**Entries shown**.
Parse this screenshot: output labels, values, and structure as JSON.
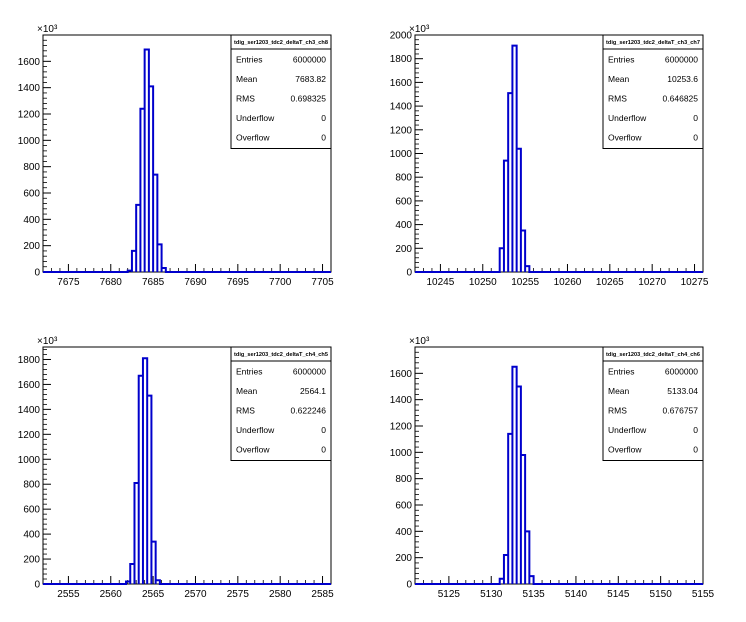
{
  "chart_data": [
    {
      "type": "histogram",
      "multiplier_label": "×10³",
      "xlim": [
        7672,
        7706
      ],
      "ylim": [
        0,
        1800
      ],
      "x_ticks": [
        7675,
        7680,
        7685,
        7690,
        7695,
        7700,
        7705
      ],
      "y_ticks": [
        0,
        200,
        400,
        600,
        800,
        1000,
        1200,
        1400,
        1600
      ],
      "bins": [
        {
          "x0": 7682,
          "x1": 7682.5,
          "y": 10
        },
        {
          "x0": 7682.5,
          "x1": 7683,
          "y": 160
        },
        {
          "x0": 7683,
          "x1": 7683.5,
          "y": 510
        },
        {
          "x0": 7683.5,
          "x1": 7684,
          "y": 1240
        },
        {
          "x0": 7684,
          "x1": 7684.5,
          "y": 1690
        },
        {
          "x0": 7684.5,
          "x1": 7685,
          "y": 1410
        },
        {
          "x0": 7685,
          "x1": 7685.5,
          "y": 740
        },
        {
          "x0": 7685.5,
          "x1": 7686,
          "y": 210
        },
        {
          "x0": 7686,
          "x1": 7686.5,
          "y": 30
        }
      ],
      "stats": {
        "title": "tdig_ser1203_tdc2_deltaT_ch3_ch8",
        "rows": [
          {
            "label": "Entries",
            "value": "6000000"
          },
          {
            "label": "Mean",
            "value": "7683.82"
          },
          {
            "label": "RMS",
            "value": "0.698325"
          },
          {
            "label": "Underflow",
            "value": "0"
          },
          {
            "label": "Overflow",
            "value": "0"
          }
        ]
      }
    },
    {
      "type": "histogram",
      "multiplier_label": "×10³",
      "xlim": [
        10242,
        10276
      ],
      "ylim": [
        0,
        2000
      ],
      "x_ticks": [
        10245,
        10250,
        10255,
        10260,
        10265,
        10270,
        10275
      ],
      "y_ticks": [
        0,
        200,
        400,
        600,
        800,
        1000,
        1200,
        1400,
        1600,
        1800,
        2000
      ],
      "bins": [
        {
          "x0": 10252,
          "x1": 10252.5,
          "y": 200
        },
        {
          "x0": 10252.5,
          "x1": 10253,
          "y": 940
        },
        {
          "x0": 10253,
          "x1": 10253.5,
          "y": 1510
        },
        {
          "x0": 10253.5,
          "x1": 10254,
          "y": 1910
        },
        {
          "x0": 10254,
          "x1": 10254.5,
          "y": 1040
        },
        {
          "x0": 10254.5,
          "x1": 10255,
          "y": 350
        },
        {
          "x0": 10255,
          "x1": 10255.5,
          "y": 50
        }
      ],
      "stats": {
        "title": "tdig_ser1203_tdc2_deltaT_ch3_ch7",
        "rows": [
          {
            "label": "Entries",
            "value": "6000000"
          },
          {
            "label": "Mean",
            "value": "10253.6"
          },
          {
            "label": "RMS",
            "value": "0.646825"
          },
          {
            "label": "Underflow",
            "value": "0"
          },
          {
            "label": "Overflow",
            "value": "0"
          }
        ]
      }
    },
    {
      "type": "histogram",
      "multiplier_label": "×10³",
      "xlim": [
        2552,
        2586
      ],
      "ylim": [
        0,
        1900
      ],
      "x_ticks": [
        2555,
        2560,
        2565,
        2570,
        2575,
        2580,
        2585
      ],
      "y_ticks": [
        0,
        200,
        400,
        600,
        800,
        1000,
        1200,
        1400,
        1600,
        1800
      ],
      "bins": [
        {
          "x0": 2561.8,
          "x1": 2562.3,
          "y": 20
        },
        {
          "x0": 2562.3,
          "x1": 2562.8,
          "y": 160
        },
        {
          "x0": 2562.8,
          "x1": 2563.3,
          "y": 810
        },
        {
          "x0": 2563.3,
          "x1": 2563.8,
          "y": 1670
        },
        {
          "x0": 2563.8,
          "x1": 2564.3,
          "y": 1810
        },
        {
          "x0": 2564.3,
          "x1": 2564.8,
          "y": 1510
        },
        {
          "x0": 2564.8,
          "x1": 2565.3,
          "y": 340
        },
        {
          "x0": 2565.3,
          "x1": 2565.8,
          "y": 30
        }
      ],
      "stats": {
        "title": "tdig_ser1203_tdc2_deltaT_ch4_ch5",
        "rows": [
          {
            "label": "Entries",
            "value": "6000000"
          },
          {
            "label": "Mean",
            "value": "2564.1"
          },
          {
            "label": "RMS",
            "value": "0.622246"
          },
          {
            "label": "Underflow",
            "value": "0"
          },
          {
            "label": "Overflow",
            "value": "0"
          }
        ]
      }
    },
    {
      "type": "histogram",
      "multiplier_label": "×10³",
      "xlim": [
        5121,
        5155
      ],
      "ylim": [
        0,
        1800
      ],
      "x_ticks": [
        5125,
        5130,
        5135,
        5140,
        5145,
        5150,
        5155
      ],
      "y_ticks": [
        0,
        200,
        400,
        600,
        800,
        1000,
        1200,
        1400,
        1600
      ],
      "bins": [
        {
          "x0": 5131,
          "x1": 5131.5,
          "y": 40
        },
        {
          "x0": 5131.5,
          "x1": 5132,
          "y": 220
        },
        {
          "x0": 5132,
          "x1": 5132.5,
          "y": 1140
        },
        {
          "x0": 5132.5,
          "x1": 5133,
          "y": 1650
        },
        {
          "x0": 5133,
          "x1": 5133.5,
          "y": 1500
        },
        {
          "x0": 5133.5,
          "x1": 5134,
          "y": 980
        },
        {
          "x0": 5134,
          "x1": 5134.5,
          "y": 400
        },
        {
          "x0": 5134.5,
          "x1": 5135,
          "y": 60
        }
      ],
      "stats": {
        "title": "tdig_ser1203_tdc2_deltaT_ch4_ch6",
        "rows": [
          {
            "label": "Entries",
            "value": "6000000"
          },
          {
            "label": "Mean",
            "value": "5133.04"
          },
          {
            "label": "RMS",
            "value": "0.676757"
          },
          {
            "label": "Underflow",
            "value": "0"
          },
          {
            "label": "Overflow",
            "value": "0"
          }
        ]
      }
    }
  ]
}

--

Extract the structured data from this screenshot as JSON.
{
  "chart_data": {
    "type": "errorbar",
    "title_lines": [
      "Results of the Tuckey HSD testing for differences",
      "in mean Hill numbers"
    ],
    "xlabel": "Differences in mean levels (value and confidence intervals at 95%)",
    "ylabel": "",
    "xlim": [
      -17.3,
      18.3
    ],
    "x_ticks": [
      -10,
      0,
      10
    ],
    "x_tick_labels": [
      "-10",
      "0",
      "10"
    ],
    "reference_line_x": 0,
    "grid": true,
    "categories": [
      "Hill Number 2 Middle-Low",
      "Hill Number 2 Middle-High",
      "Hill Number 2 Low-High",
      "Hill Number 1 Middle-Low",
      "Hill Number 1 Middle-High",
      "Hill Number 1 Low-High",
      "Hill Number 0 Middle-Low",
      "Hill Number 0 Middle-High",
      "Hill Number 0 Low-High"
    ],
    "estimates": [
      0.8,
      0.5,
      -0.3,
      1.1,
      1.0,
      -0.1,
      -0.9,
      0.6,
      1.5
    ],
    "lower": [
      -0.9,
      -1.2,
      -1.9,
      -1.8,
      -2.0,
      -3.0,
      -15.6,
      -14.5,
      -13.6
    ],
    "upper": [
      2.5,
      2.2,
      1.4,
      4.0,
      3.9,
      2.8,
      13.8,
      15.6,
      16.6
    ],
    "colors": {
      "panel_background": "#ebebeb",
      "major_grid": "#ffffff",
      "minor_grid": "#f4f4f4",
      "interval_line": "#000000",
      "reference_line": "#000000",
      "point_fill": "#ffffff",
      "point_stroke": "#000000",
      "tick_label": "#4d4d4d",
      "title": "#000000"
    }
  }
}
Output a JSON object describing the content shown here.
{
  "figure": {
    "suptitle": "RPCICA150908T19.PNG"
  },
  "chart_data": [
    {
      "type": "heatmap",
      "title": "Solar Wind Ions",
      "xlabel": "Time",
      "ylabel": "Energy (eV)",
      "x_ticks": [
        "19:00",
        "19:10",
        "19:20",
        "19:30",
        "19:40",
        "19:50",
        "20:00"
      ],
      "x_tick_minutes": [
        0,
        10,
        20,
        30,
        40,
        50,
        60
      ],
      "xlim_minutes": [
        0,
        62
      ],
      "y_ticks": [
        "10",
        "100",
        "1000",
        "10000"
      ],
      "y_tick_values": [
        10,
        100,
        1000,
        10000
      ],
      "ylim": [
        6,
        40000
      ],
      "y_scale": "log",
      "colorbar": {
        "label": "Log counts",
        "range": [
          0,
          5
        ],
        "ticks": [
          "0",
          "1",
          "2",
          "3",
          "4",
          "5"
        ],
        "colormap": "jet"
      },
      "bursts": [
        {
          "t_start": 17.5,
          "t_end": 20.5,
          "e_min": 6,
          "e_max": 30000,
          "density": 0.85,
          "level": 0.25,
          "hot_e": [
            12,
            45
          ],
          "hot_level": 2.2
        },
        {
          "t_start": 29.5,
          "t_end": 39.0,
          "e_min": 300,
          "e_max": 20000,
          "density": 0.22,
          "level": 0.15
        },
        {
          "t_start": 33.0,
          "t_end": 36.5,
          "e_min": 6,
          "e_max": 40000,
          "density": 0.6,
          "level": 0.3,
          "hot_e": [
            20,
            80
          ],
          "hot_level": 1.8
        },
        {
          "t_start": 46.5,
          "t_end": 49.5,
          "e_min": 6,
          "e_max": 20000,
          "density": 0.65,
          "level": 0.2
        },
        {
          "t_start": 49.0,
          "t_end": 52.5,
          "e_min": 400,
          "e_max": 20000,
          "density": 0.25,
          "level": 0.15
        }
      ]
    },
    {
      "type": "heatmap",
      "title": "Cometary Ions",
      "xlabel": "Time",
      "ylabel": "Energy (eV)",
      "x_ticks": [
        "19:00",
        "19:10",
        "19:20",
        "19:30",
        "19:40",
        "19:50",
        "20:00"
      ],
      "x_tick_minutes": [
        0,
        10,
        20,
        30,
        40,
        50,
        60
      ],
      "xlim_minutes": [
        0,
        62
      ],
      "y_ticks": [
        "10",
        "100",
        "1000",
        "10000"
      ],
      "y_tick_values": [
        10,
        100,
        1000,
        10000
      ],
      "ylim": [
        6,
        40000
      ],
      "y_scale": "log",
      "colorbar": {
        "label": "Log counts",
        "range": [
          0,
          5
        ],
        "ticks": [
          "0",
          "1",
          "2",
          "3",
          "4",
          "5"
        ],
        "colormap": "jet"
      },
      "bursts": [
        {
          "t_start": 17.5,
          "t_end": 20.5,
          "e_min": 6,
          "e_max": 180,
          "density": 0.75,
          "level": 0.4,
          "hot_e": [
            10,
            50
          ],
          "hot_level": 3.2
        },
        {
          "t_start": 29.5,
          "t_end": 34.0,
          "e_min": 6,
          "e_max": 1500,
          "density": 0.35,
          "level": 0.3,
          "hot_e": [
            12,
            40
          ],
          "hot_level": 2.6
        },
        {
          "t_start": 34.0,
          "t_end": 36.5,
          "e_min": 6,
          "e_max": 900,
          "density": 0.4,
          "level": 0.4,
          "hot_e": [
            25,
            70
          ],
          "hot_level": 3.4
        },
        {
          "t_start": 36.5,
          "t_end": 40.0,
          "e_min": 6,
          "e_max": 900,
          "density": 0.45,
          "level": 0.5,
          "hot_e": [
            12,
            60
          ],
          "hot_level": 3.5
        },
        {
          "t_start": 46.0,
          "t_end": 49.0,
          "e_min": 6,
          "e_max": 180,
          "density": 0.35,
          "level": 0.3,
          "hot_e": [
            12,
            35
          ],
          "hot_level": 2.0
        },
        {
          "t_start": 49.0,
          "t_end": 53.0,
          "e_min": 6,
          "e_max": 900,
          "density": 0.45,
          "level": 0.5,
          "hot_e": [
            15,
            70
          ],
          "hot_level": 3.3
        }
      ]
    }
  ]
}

**Work required**. Review the preceding data and report every line that includes the string "Ions".

**Output of the task**.
      "title": "Solar Wind Ions",
      "title": "Cometary Ions",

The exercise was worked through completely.